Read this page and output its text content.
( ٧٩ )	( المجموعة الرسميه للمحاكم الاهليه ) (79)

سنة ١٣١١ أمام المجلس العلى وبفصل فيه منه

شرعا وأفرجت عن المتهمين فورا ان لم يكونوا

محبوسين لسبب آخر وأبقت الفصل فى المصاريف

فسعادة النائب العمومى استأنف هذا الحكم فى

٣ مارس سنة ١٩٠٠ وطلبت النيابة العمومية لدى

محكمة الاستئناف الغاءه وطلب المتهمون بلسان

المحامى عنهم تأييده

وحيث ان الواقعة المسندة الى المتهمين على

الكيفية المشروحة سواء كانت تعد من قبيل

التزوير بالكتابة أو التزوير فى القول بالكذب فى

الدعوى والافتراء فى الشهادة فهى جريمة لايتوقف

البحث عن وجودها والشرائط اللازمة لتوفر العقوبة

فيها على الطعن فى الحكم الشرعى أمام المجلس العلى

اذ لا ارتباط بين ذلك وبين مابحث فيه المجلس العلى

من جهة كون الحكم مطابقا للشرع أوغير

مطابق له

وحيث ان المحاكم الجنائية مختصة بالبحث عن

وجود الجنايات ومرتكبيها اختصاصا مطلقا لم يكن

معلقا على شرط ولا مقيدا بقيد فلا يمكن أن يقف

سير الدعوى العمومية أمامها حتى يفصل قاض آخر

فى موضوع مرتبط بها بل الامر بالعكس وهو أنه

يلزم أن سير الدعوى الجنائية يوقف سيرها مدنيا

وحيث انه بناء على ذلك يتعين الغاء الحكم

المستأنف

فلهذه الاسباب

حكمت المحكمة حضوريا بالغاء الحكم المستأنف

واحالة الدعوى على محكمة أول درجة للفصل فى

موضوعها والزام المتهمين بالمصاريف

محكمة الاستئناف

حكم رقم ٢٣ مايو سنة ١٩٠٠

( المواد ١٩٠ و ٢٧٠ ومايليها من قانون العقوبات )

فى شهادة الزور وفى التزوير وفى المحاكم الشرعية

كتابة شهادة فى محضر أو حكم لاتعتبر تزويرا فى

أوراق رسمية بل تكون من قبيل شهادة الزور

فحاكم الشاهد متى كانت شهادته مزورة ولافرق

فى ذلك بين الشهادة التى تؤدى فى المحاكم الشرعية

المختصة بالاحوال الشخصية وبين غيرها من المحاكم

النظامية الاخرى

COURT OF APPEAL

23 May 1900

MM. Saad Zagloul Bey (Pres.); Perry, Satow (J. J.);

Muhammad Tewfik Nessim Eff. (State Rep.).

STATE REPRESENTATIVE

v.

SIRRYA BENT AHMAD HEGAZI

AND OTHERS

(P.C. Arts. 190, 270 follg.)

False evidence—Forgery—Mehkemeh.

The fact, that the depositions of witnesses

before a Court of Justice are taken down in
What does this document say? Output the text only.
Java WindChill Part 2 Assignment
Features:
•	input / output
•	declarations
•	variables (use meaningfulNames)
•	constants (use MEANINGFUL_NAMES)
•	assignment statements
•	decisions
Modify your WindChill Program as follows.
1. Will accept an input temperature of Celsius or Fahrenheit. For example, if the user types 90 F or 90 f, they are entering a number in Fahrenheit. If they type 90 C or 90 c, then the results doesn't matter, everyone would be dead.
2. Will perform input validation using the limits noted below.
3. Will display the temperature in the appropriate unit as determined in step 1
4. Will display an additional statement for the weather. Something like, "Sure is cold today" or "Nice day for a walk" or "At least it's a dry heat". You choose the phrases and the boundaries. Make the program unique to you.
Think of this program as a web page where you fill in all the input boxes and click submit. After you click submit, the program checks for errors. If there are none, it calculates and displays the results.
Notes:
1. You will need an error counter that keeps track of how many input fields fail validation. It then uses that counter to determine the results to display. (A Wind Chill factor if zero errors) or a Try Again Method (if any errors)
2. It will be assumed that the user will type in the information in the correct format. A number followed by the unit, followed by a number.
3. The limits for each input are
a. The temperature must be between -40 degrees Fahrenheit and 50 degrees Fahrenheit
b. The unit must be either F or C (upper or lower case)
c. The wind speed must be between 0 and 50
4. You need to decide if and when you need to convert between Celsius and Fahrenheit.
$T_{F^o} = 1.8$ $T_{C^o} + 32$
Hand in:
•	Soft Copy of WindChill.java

#### [What you have to do]
Scan the records above for the string "قبيل", then report every line that contains it.

#### [Solution for this exercise]
الكيفية المشروحة سواء كانت تعد من قبيل
أوراق رسمية بل تكون من قبيل شهادة الزور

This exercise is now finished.